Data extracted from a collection
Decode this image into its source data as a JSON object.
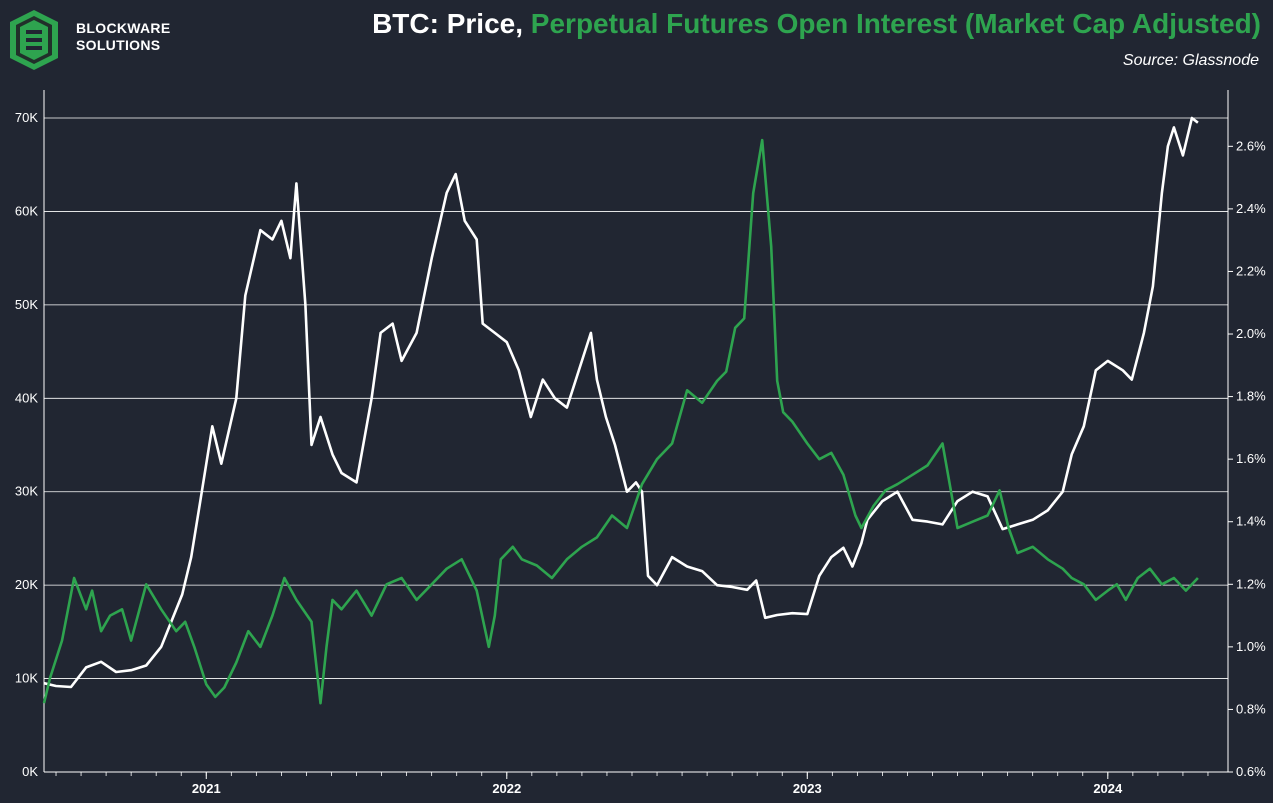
{
  "header": {
    "logo_line1": "BLOCKWARE",
    "logo_line2": "SOLUTIONS",
    "title_part1": "BTC: Price,",
    "title_part2": "Perpetual Futures Open Interest (Market Cap Adjusted)",
    "source": "Source: Glassnode"
  },
  "colors": {
    "background": "#212632",
    "price_line": "#ffffff",
    "oi_line": "#2ea44f",
    "grid": "#ffffff"
  },
  "chart_data": {
    "type": "line",
    "title": "BTC: Price, Perpetual Futures Open Interest (Market Cap Adjusted)",
    "source": "Glassnode",
    "x_range": [
      2020.46,
      2024.4
    ],
    "x_ticks": [
      {
        "value": 2021.0,
        "label": "2021"
      },
      {
        "value": 2022.0,
        "label": "2022"
      },
      {
        "value": 2023.0,
        "label": "2023"
      },
      {
        "value": 2024.0,
        "label": "2024"
      }
    ],
    "left_axis": {
      "range": [
        0,
        73000
      ],
      "ticks": [
        {
          "value": 0,
          "label": "0K"
        },
        {
          "value": 10000,
          "label": "10K"
        },
        {
          "value": 20000,
          "label": "20K"
        },
        {
          "value": 30000,
          "label": "30K"
        },
        {
          "value": 40000,
          "label": "40K"
        },
        {
          "value": 50000,
          "label": "50K"
        },
        {
          "value": 60000,
          "label": "60K"
        },
        {
          "value": 70000,
          "label": "70K"
        }
      ]
    },
    "right_axis": {
      "range": [
        0.6,
        2.78
      ],
      "ticks": [
        {
          "value": 0.6,
          "label": "0.6%"
        },
        {
          "value": 0.8,
          "label": "0.8%"
        },
        {
          "value": 1.0,
          "label": "1.0%"
        },
        {
          "value": 1.2,
          "label": "1.2%"
        },
        {
          "value": 1.4,
          "label": "1.4%"
        },
        {
          "value": 1.6,
          "label": "1.6%"
        },
        {
          "value": 1.8,
          "label": "1.8%"
        },
        {
          "value": 2.0,
          "label": "2.0%"
        },
        {
          "value": 2.2,
          "label": "2.2%"
        },
        {
          "value": 2.4,
          "label": "2.4%"
        },
        {
          "value": 2.6,
          "label": "2.6%"
        }
      ]
    },
    "series": [
      {
        "name": "BTC Price",
        "axis": "left",
        "x": [
          2020.46,
          2020.5,
          2020.55,
          2020.6,
          2020.65,
          2020.7,
          2020.75,
          2020.8,
          2020.85,
          2020.88,
          2020.92,
          2020.95,
          2020.98,
          2021.02,
          2021.05,
          2021.1,
          2021.13,
          2021.18,
          2021.22,
          2021.25,
          2021.28,
          2021.3,
          2021.33,
          2021.35,
          2021.38,
          2021.42,
          2021.45,
          2021.5,
          2021.55,
          2021.58,
          2021.62,
          2021.65,
          2021.7,
          2021.75,
          2021.8,
          2021.83,
          2021.86,
          2021.9,
          2021.92,
          2021.96,
          2022.0,
          2022.04,
          2022.08,
          2022.12,
          2022.16,
          2022.2,
          2022.25,
          2022.28,
          2022.3,
          2022.33,
          2022.36,
          2022.4,
          2022.43,
          2022.45,
          2022.47,
          2022.5,
          2022.55,
          2022.6,
          2022.65,
          2022.7,
          2022.75,
          2022.8,
          2022.83,
          2022.86,
          2022.9,
          2022.95,
          2023.0,
          2023.04,
          2023.08,
          2023.12,
          2023.15,
          2023.18,
          2023.2,
          2023.25,
          2023.3,
          2023.35,
          2023.4,
          2023.45,
          2023.5,
          2023.55,
          2023.6,
          2023.65,
          2023.7,
          2023.75,
          2023.8,
          2023.85,
          2023.88,
          2023.92,
          2023.96,
          2024.0,
          2024.05,
          2024.08,
          2024.12,
          2024.15,
          2024.18,
          2024.2,
          2024.22,
          2024.25,
          2024.28,
          2024.3
        ],
        "values": [
          9500,
          9200,
          9100,
          11200,
          11800,
          10700,
          10900,
          11400,
          13400,
          15800,
          19000,
          23000,
          29000,
          37000,
          33000,
          40000,
          51000,
          58000,
          57000,
          59000,
          55000,
          63000,
          50000,
          35000,
          38000,
          34000,
          32000,
          31000,
          40000,
          47000,
          48000,
          44000,
          47000,
          55000,
          62000,
          64000,
          59000,
          57000,
          48000,
          47000,
          46000,
          43000,
          38000,
          42000,
          40000,
          39000,
          44000,
          47000,
          42000,
          38000,
          35000,
          30000,
          31000,
          30000,
          21000,
          20000,
          23000,
          22000,
          21500,
          20000,
          19800,
          19500,
          20500,
          16500,
          16800,
          17000,
          16900,
          21000,
          23000,
          24000,
          22000,
          24500,
          27000,
          29000,
          30000,
          27000,
          26800,
          26500,
          29000,
          30000,
          29500,
          26000,
          26500,
          27000,
          28000,
          30000,
          34000,
          37000,
          43000,
          44000,
          43000,
          42000,
          47000,
          52000,
          62000,
          67000,
          69000,
          66000,
          70000,
          69500
        ]
      },
      {
        "name": "Perpetual Futures Open Interest (Market Cap Adjusted)",
        "axis": "right",
        "unit": "%",
        "x": [
          2020.46,
          2020.48,
          2020.52,
          2020.56,
          2020.6,
          2020.62,
          2020.65,
          2020.68,
          2020.72,
          2020.75,
          2020.8,
          2020.85,
          2020.9,
          2020.93,
          2020.96,
          2021.0,
          2021.03,
          2021.06,
          2021.1,
          2021.14,
          2021.18,
          2021.22,
          2021.26,
          2021.3,
          2021.35,
          2021.38,
          2021.4,
          2021.42,
          2021.45,
          2021.5,
          2021.55,
          2021.6,
          2021.65,
          2021.7,
          2021.75,
          2021.8,
          2021.85,
          2021.9,
          2021.94,
          2021.96,
          2021.98,
          2022.02,
          2022.05,
          2022.1,
          2022.15,
          2022.2,
          2022.25,
          2022.3,
          2022.35,
          2022.4,
          2022.45,
          2022.5,
          2022.55,
          2022.6,
          2022.65,
          2022.7,
          2022.73,
          2022.76,
          2022.79,
          2022.82,
          2022.85,
          2022.88,
          2022.9,
          2022.92,
          2022.95,
          2023.0,
          2023.04,
          2023.08,
          2023.12,
          2023.16,
          2023.18,
          2023.22,
          2023.26,
          2023.3,
          2023.35,
          2023.4,
          2023.45,
          2023.5,
          2023.55,
          2023.6,
          2023.64,
          2023.67,
          2023.7,
          2023.75,
          2023.8,
          2023.85,
          2023.88,
          2023.92,
          2023.96,
          2024.0,
          2024.03,
          2024.06,
          2024.1,
          2024.14,
          2024.18,
          2024.22,
          2024.26,
          2024.3
        ],
        "values": [
          0.82,
          0.9,
          1.02,
          1.22,
          1.12,
          1.18,
          1.05,
          1.1,
          1.12,
          1.02,
          1.2,
          1.12,
          1.05,
          1.08,
          1.0,
          0.88,
          0.84,
          0.87,
          0.95,
          1.05,
          1.0,
          1.1,
          1.22,
          1.15,
          1.08,
          0.82,
          1.0,
          1.15,
          1.12,
          1.18,
          1.1,
          1.2,
          1.22,
          1.15,
          1.2,
          1.25,
          1.28,
          1.18,
          1.0,
          1.1,
          1.28,
          1.32,
          1.28,
          1.26,
          1.22,
          1.28,
          1.32,
          1.35,
          1.42,
          1.38,
          1.52,
          1.6,
          1.65,
          1.82,
          1.78,
          1.85,
          1.88,
          2.02,
          2.05,
          2.45,
          2.62,
          2.28,
          1.85,
          1.75,
          1.72,
          1.65,
          1.6,
          1.62,
          1.55,
          1.42,
          1.38,
          1.45,
          1.5,
          1.52,
          1.55,
          1.58,
          1.65,
          1.38,
          1.4,
          1.42,
          1.5,
          1.38,
          1.3,
          1.32,
          1.28,
          1.25,
          1.22,
          1.2,
          1.15,
          1.18,
          1.2,
          1.15,
          1.22,
          1.25,
          1.2,
          1.22,
          1.18,
          1.22
        ]
      }
    ]
  }
}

▶ _THE EXERCISE_
Find the lines above that include the string "Open" and copy them.

▶ _OUTPUT OF THE EXERCISE_
    "title_part2": "Perpetual Futures Open Interest (Market Cap Adjusted)",
    "title": "BTC: Price, Perpetual Futures Open Interest (Market Cap Adjusted)",
        "name": "Perpetual Futures Open Interest (Market Cap Adjusted)",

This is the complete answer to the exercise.